DATA LINES
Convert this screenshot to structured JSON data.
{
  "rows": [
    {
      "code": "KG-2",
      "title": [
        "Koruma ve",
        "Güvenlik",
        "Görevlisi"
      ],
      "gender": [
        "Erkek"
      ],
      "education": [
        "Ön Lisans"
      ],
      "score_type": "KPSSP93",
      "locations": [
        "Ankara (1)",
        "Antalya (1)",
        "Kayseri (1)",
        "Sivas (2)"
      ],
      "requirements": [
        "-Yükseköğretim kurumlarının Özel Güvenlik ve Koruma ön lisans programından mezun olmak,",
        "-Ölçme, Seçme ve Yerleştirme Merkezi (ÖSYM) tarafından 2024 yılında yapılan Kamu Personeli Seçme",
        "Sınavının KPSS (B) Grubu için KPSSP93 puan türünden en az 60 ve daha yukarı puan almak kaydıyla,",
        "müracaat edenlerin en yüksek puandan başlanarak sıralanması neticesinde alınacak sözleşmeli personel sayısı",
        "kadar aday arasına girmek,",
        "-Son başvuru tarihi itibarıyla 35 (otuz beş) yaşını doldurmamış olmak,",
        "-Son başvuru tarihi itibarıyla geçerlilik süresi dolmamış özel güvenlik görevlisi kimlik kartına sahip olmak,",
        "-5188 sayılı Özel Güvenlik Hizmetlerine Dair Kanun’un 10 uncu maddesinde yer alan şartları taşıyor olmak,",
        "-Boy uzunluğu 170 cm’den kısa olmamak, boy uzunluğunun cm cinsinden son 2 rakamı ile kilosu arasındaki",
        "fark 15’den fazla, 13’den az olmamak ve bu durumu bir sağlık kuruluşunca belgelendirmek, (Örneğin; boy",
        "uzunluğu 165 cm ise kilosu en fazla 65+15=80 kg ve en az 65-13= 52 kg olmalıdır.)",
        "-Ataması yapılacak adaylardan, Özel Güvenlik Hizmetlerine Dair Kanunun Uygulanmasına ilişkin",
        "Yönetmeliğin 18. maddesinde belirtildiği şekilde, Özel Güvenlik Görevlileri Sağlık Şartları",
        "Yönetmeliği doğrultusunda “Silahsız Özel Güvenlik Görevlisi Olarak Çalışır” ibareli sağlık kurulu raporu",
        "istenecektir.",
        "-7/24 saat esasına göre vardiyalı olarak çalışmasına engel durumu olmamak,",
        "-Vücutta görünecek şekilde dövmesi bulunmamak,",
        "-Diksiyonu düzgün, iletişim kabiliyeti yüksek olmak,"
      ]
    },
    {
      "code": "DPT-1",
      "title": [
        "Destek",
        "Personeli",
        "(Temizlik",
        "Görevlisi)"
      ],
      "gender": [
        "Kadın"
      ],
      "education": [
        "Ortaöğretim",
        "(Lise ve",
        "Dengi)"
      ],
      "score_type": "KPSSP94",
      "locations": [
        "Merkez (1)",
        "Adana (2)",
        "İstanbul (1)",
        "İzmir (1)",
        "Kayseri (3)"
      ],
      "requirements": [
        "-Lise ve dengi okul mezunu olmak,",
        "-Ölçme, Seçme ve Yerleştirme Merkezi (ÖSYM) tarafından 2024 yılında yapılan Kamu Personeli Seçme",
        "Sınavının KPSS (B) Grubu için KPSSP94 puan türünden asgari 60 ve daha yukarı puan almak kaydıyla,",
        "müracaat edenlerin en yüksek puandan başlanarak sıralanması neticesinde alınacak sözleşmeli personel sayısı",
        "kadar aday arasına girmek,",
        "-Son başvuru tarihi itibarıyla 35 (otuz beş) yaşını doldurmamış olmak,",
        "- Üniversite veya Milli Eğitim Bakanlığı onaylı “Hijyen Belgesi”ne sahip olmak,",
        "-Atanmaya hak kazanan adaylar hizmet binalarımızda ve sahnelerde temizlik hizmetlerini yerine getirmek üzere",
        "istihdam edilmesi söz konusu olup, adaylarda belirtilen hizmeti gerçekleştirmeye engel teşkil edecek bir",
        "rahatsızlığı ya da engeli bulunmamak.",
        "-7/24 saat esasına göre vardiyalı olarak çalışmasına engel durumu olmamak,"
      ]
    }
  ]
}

JOB
Copy all the lines, exactly.

RESULT FOR THIS TASK
Convert this screenshot to structured JSON data.
{
  "rows": [
    {
      "code": "KG-2",
      "title": [
        "Koruma ve",
        "Güvenlik",
        "Görevlisi"
      ],
      "gender": [
        "Erkek"
      ],
      "education": [
        "Ön Lisans"
      ],
      "score_type": "KPSSP93",
      "locations": [
        "Ankara (1)",
        "Antalya (1)",
        "Kayseri (1)",
        "Sivas (2)"
      ],
      "requirements": [
        "-Yükseköğretim kurumlarının Özel Güvenlik ve Koruma ön lisans programından mezun olmak,",
        "-Ölçme, Seçme ve Yerleştirme Merkezi (ÖSYM) tarafından 2024 yılında yapılan Kamu Personeli Seçme",
        "Sınavının KPSS (B) Grubu için KPSSP93 puan türünden en az 60 ve daha yukarı puan almak kaydıyla,",
        "müracaat edenlerin en yüksek puandan başlanarak sıralanması neticesinde alınacak sözleşmeli personel sayısı",
        "kadar aday arasına girmek,",
        "-Son başvuru tarihi itibarıyla 35 (otuz beş) yaşını doldurmamış olmak,",
        "-Son başvuru tarihi itibarıyla geçerlilik süresi dolmamış özel güvenlik görevlisi kimlik kartına sahip olmak,",
        "-5188 sayılı Özel Güvenlik Hizmetlerine Dair Kanun’un 10 uncu maddesinde yer alan şartları taşıyor olmak,",
        "-Boy uzunluğu 170 cm’den kısa olmamak, boy uzunluğunun cm cinsinden son 2 rakamı ile kilosu arasındaki",
        "fark 15’den fazla, 13’den az olmamak ve bu durumu bir sağlık kuruluşunca belgelendirmek, (Örneğin; boy",
        "uzunluğu 165 cm ise kilosu en fazla 65+15=80 kg ve en az 65-13= 52 kg olmalıdır.)",
        "-Ataması yapılacak adaylardan, Özel Güvenlik Hizmetlerine Dair Kanunun Uygulanmasına ilişkin",
        "Yönetmeliğin 18. maddesinde belirtildiği şekilde, Özel Güvenlik Görevlileri Sağlık Şartları",
        "Yönetmeliği doğrultusunda “Silahsız Özel Güvenlik Görevlisi Olarak Çalışır” ibareli sağlık kurulu raporu",
        "istenecektir.",
        "-7/24 saat esasına göre vardiyalı olarak çalışmasına engel durumu olmamak,",
        "-Vücutta görünecek şekilde dövmesi bulunmamak,",
        "-Diksiyonu düzgün, iletişim kabiliyeti yüksek olmak,"
      ]
    },
    {
      "code": "DPT-1",
      "title": [
        "Destek",
        "Personeli",
        "(Temizlik",
        "Görevlisi)"
      ],
      "gender": [
        "Kadın"
      ],
      "education": [
        "Ortaöğretim",
        "(Lise ve",
        "Dengi)"
      ],
      "score_type": "KPSSP94",
      "locations": [
        "Merkez (1)",
        "Adana (2)",
        "İstanbul (1)",
        "İzmir (1)",
        "Kayseri (3)"
      ],
      "requirements": [
        "-Lise ve dengi okul mezunu olmak,",
        "-Ölçme, Seçme ve Yerleştirme Merkezi (ÖSYM) tarafından 2024 yılında yapılan Kamu Personeli Seçme",
        "Sınavının KPSS (B) Grubu için KPSSP94 puan türünden asgari 60 ve daha yukarı puan almak kaydıyla,",
        "müracaat edenlerin en yüksek puandan başlanarak sıralanması neticesinde alınacak sözleşmeli personel sayısı",
        "kadar aday arasına girmek,",
        "-Son başvuru tarihi itibarıyla 35 (otuz beş) yaşını doldurmamış olmak,",
        "- Üniversite veya Milli Eğitim Bakanlığı onaylı “Hijyen Belgesi”ne sahip olmak,",
        "-Atanmaya hak kazanan adaylar hizmet binalarımızda ve sahnelerde temizlik hizmetlerini yerine getirmek üzere",
        "istihdam edilmesi söz konusu olup, adaylarda belirtilen hizmeti gerçekleştirmeye engel teşkil edecek bir",
        "rahatsızlığı ya da engeli bulunmamak.",
        "-7/24 saat esasına göre vardiyalı olarak çalışmasına engel durumu olmamak,"
      ]
    }
  ]
}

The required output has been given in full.